[BEGIN DATA SECTION]

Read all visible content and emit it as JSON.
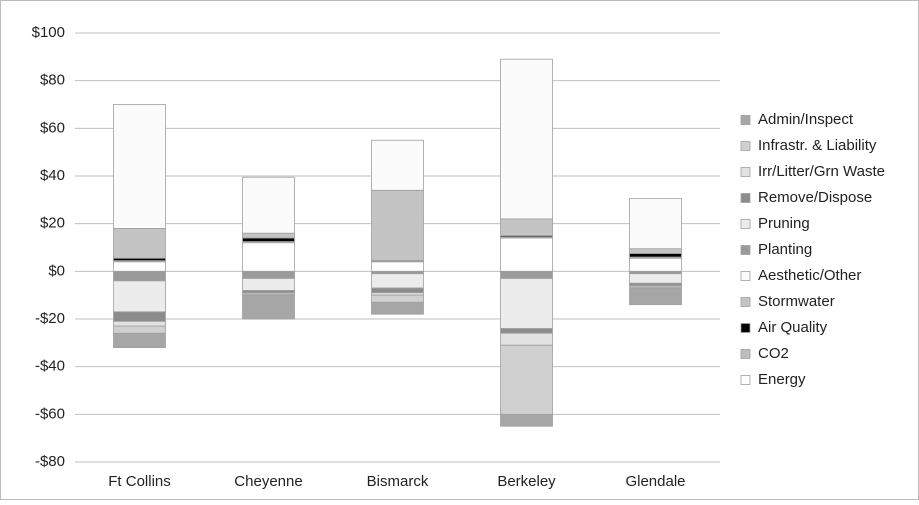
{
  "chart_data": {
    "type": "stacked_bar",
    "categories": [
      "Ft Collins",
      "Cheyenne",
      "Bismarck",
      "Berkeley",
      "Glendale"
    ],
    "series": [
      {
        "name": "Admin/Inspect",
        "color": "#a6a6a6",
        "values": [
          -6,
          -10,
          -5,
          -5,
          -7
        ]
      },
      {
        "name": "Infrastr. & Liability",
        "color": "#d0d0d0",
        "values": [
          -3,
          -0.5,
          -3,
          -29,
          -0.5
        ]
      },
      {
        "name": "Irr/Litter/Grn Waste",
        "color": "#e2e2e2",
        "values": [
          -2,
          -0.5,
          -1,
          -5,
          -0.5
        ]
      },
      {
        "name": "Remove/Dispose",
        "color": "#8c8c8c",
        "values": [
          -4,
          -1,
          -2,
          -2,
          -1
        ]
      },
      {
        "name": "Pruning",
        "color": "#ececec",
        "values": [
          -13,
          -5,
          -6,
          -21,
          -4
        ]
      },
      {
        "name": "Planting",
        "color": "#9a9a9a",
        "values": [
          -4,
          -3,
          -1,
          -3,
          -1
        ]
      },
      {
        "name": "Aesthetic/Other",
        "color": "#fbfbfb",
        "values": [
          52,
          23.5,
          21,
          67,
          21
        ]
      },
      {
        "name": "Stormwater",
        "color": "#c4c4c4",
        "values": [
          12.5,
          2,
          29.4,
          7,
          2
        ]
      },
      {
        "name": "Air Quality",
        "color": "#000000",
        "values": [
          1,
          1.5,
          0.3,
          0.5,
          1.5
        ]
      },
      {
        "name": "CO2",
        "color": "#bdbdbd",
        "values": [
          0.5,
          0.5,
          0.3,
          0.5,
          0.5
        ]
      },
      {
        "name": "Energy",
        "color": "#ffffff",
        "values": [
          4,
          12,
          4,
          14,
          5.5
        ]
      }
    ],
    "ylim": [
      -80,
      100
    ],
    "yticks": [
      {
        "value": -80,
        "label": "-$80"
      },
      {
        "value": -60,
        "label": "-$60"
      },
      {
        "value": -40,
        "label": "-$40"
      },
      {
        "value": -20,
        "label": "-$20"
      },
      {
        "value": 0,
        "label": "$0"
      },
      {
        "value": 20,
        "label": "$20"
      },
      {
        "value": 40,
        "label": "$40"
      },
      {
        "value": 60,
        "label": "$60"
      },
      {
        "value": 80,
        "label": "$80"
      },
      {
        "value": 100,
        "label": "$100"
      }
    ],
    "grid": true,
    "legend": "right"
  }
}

[END DATA SECTION]

§ THE EXERCISE
The records above must be transcribed exactly. Pictures are left out of the copy.

§ TASK OUTPUT
Read all visible content and emit it as JSON.
{
  "chart_data": {
    "type": "stacked_bar",
    "categories": [
      "Ft Collins",
      "Cheyenne",
      "Bismarck",
      "Berkeley",
      "Glendale"
    ],
    "series": [
      {
        "name": "Admin/Inspect",
        "color": "#a6a6a6",
        "values": [
          -6,
          -10,
          -5,
          -5,
          -7
        ]
      },
      {
        "name": "Infrastr. & Liability",
        "color": "#d0d0d0",
        "values": [
          -3,
          -0.5,
          -3,
          -29,
          -0.5
        ]
      },
      {
        "name": "Irr/Litter/Grn Waste",
        "color": "#e2e2e2",
        "values": [
          -2,
          -0.5,
          -1,
          -5,
          -0.5
        ]
      },
      {
        "name": "Remove/Dispose",
        "color": "#8c8c8c",
        "values": [
          -4,
          -1,
          -2,
          -2,
          -1
        ]
      },
      {
        "name": "Pruning",
        "color": "#ececec",
        "values": [
          -13,
          -5,
          -6,
          -21,
          -4
        ]
      },
      {
        "name": "Planting",
        "color": "#9a9a9a",
        "values": [
          -4,
          -3,
          -1,
          -3,
          -1
        ]
      },
      {
        "name": "Aesthetic/Other",
        "color": "#fbfbfb",
        "values": [
          52,
          23.5,
          21,
          67,
          21
        ]
      },
      {
        "name": "Stormwater",
        "color": "#c4c4c4",
        "values": [
          12.5,
          2,
          29.4,
          7,
          2
        ]
      },
      {
        "name": "Air Quality",
        "color": "#000000",
        "values": [
          1,
          1.5,
          0.3,
          0.5,
          1.5
        ]
      },
      {
        "name": "CO2",
        "color": "#bdbdbd",
        "values": [
          0.5,
          0.5,
          0.3,
          0.5,
          0.5
        ]
      },
      {
        "name": "Energy",
        "color": "#ffffff",
        "values": [
          4,
          12,
          4,
          14,
          5.5
        ]
      }
    ],
    "ylim": [
      -80,
      100
    ],
    "yticks": [
      {
        "value": -80,
        "label": "-$80"
      },
      {
        "value": -60,
        "label": "-$60"
      },
      {
        "value": -40,
        "label": "-$40"
      },
      {
        "value": -20,
        "label": "-$20"
      },
      {
        "value": 0,
        "label": "$0"
      },
      {
        "value": 20,
        "label": "$20"
      },
      {
        "value": 40,
        "label": "$40"
      },
      {
        "value": 60,
        "label": "$60"
      },
      {
        "value": 80,
        "label": "$80"
      },
      {
        "value": 100,
        "label": "$100"
      }
    ],
    "grid": true,
    "legend": "right"
  }
}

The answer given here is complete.